● AIM OF THE TASK
In the copy, include every entry exactly but none of the images.

----- PROVIDED RECORDS

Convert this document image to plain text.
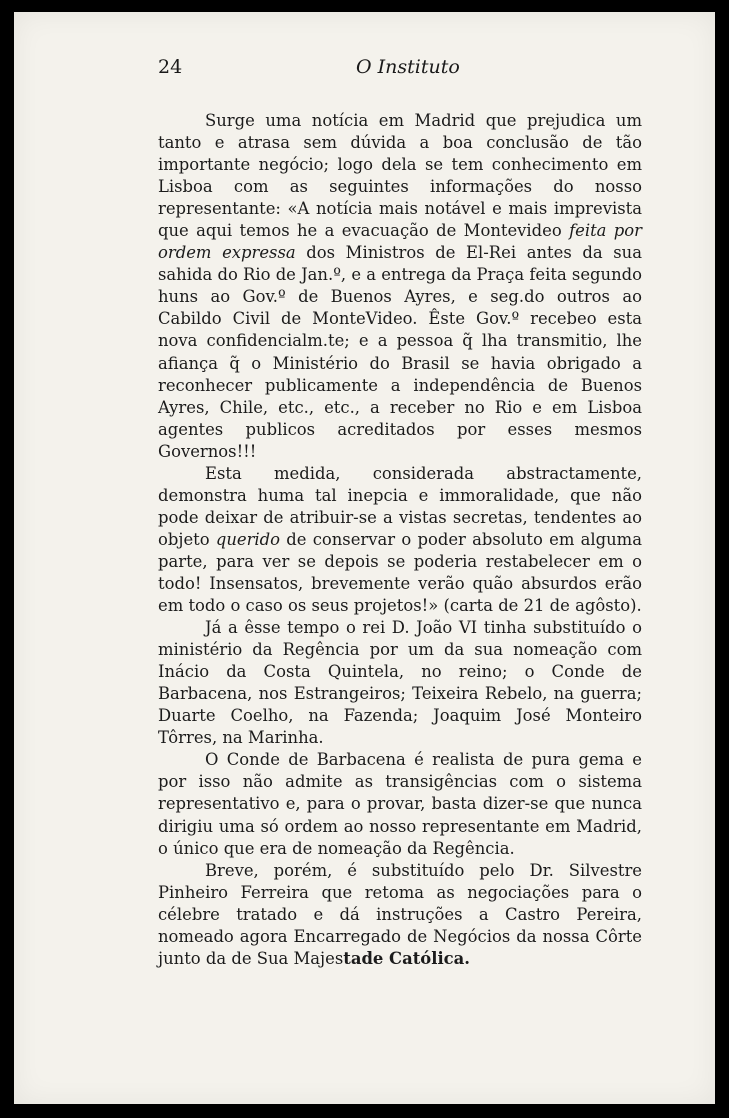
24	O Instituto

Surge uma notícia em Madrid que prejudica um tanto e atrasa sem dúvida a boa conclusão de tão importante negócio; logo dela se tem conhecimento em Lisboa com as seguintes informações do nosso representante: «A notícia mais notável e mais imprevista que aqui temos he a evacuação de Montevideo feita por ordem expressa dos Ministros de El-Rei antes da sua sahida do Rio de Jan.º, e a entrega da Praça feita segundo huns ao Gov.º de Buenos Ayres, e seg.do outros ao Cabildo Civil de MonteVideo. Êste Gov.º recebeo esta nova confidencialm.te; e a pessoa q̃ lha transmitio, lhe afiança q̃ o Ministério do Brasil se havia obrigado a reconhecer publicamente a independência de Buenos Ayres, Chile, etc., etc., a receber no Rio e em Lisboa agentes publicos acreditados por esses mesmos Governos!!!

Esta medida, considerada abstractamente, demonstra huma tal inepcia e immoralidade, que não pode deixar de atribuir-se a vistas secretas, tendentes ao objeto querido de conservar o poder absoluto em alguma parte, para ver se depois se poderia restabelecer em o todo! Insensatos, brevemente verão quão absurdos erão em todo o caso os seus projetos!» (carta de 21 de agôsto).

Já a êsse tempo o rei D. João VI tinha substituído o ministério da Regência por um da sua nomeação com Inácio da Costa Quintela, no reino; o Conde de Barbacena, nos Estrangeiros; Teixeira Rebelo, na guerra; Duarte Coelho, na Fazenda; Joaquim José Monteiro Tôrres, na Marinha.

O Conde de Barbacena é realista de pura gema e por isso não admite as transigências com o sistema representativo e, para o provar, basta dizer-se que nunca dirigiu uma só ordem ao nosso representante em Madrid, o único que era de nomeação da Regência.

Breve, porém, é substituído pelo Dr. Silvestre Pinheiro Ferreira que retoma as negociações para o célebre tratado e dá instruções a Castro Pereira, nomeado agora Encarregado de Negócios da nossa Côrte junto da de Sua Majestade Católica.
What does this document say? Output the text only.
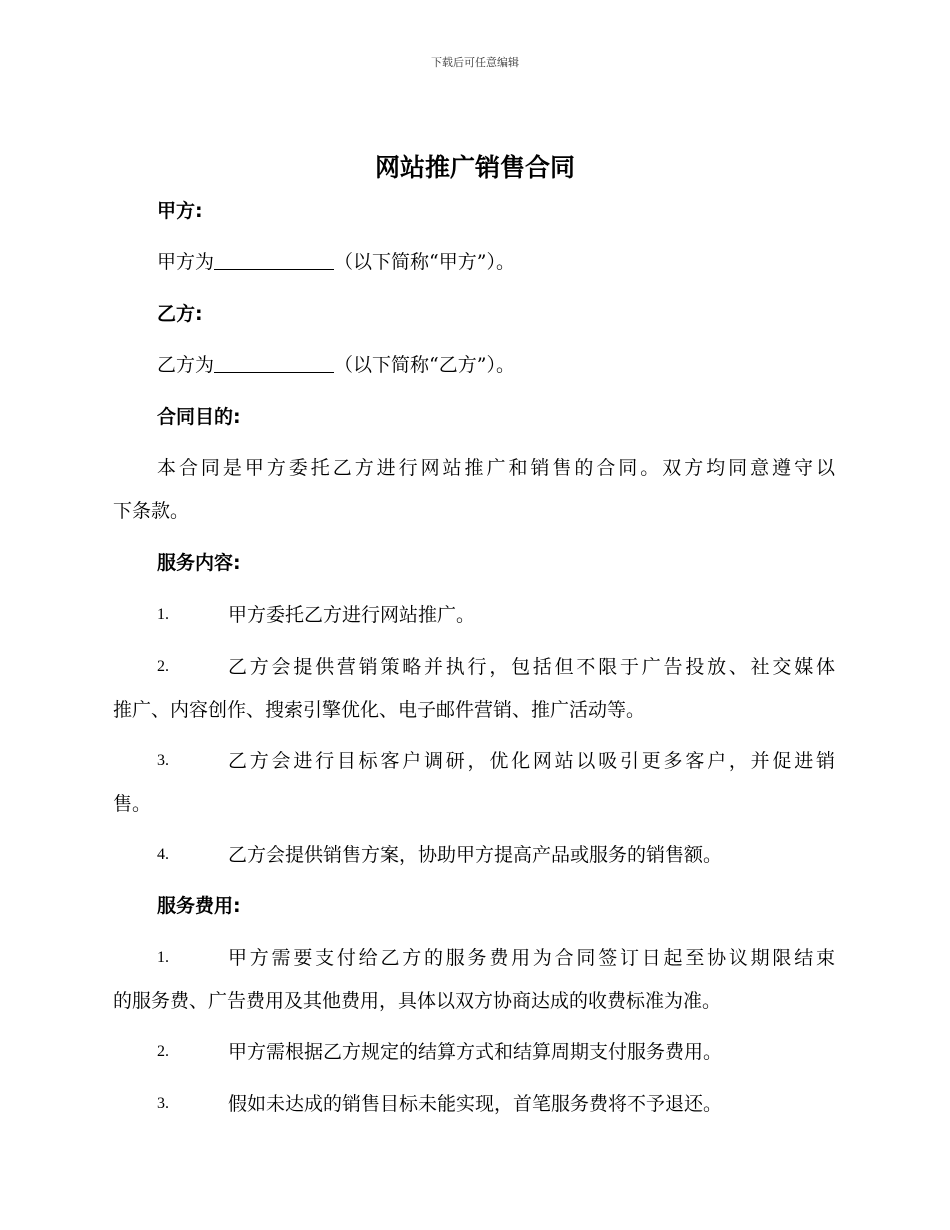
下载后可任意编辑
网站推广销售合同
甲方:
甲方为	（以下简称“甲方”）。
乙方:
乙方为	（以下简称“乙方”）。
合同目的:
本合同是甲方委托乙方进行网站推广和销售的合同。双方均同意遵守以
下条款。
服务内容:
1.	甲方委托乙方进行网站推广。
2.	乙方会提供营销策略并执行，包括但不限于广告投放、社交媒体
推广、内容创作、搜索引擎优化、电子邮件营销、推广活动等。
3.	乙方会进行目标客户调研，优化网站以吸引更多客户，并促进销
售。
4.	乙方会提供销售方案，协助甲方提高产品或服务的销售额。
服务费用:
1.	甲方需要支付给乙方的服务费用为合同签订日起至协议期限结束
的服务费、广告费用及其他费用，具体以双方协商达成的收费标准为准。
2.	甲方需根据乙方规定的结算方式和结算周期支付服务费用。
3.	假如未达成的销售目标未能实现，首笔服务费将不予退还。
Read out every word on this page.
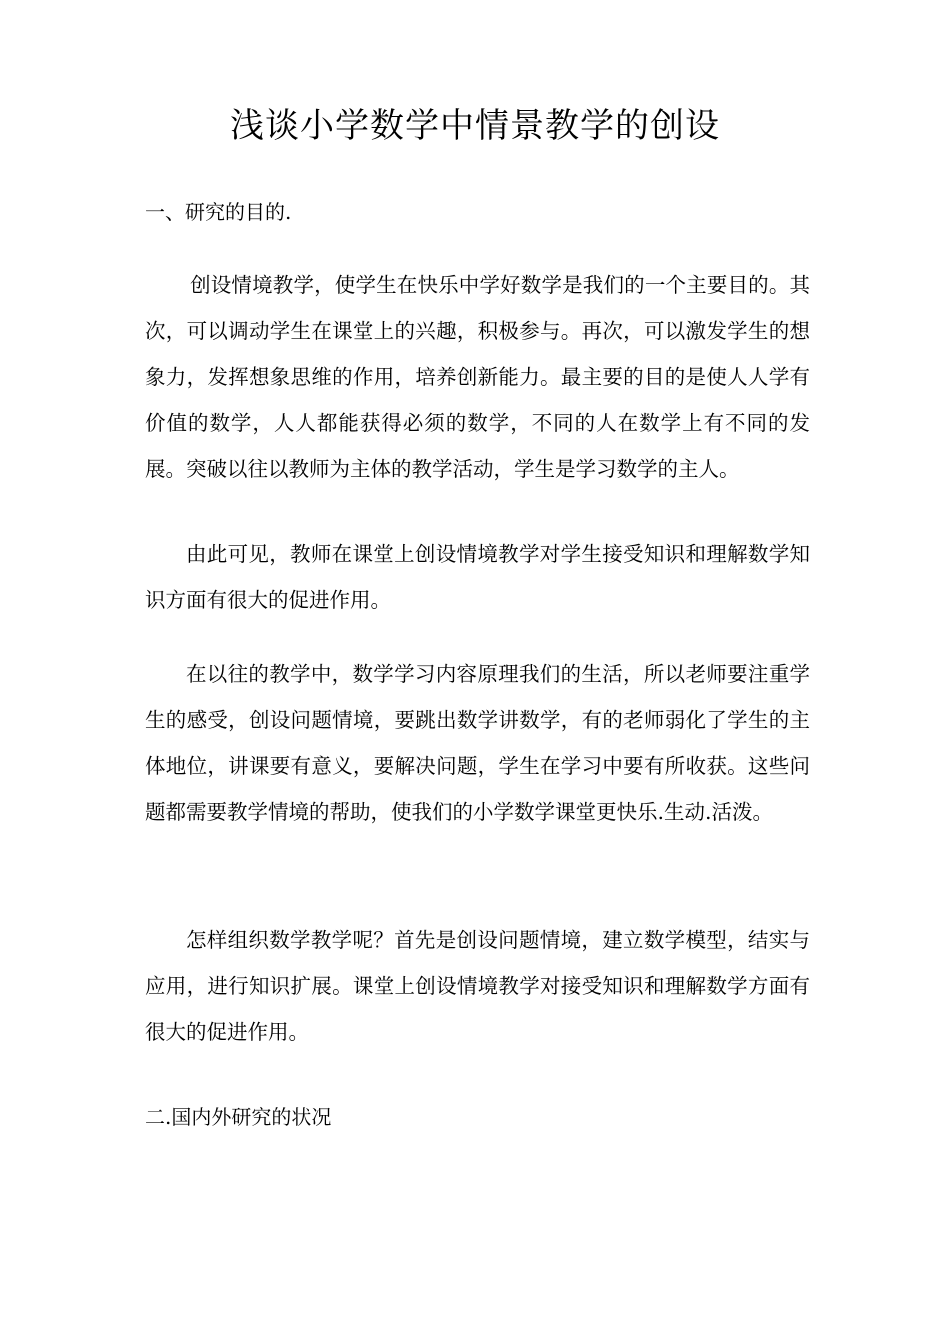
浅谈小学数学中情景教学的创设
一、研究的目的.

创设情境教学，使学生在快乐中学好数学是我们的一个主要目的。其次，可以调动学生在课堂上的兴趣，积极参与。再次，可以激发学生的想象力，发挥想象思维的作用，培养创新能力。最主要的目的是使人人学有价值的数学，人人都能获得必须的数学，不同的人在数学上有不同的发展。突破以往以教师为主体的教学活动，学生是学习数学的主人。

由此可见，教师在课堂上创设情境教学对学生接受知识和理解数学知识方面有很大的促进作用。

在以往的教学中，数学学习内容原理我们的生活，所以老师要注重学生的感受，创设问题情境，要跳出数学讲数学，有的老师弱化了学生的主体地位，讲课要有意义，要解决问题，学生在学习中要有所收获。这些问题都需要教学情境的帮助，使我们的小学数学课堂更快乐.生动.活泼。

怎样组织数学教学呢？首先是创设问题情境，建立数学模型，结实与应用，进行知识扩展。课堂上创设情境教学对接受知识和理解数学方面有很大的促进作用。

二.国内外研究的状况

----------

● SOLUTION TO THE PROBLEM
Convert this document image to plain text.
24	O Instituto

Surge uma notícia em Madrid que prejudica um tanto e atrasa sem dúvida a boa conclusão de tão importante negócio; logo dela se tem conhecimento em Lisboa com as seguintes informações do nosso representante: «A notícia mais notável e mais imprevista que aqui temos he a evacuação de Montevideo feita por ordem expressa dos Ministros de El-Rei antes da sua sahida do Rio de Jan.º, e a entrega da Praça feita segundo huns ao Gov.º de Buenos Ayres, e seg.do outros ao Cabildo Civil de MonteVideo. Êste Gov.º recebeo esta nova confidencialm.te; e a pessoa q̃ lha transmitio, lhe afiança q̃ o Ministério do Brasil se havia obrigado a reconhecer publicamente a independência de Buenos Ayres, Chile, etc., etc., a receber no Rio e em Lisboa agentes publicos acreditados por esses mesmos Governos!!!

Esta medida, considerada abstractamente, demonstra huma tal inepcia e immoralidade, que não pode deixar de atribuir-se a vistas secretas, tendentes ao objeto querido de conservar o poder absoluto em alguma parte, para ver se depois se poderia restabelecer em o todo! Insensatos, brevemente verão quão absurdos erão em todo o caso os seus projetos!» (carta de 21 de agôsto).

Já a êsse tempo o rei D. João VI tinha substituído o ministério da Regência por um da sua nomeação com Inácio da Costa Quintela, no reino; o Conde de Barbacena, nos Estrangeiros; Teixeira Rebelo, na guerra; Duarte Coelho, na Fazenda; Joaquim José Monteiro Tôrres, na Marinha.

O Conde de Barbacena é realista de pura gema e por isso não admite as transigências com o sistema representativo e, para o provar, basta dizer-se que nunca dirigiu uma só ordem ao nosso representante em Madrid, o único que era de nomeação da Regência.

Breve, porém, é substituído pelo Dr. Silvestre Pinheiro Ferreira que retoma as negociações para o célebre tratado e dá instruções a Castro Pereira, nomeado agora Encarregado de Negócios da nossa Côrte junto da de Sua Majestade Católica.
What does this document say? Output the text only.
下载后可任意编辑
网站推广销售合同
甲方:
甲方为	（以下简称“甲方”）。
乙方:
乙方为	（以下简称“乙方”）。
合同目的:
本合同是甲方委托乙方进行网站推广和销售的合同。双方均同意遵守以
下条款。
服务内容:
1.	甲方委托乙方进行网站推广。
2.	乙方会提供营销策略并执行，包括但不限于广告投放、社交媒体
推广、内容创作、搜索引擎优化、电子邮件营销、推广活动等。
3.	乙方会进行目标客户调研，优化网站以吸引更多客户，并促进销
售。
4.	乙方会提供销售方案，协助甲方提高产品或服务的销售额。
服务费用:
1.	甲方需要支付给乙方的服务费用为合同签订日起至协议期限结束
的服务费、广告费用及其他费用，具体以双方协商达成的收费标准为准。
2.	甲方需根据乙方规定的结算方式和结算周期支付服务费用。
3.	假如未达成的销售目标未能实现，首笔服务费将不予退还。
Read out every word on this page.
浅谈小学数学中情景教学的创设
一、研究的目的.

创设情境教学，使学生在快乐中学好数学是我们的一个主要目的。其次，可以调动学生在课堂上的兴趣，积极参与。再次，可以激发学生的想象力，发挥想象思维的作用，培养创新能力。最主要的目的是使人人学有价值的数学，人人都能获得必须的数学，不同的人在数学上有不同的发展。突破以往以教师为主体的教学活动，学生是学习数学的主人。

由此可见，教师在课堂上创设情境教学对学生接受知识和理解数学知识方面有很大的促进作用。

在以往的教学中，数学学习内容原理我们的生活，所以老师要注重学生的感受，创设问题情境，要跳出数学讲数学，有的老师弱化了学生的主体地位，讲课要有意义，要解决问题，学生在学习中要有所收获。这些问题都需要教学情境的帮助，使我们的小学数学课堂更快乐.生动.活泼。

怎样组织数学教学呢？首先是创设问题情境，建立数学模型，结实与应用，进行知识扩展。课堂上创设情境教学对接受知识和理解数学方面有很大的促进作用。

二.国内外研究的状况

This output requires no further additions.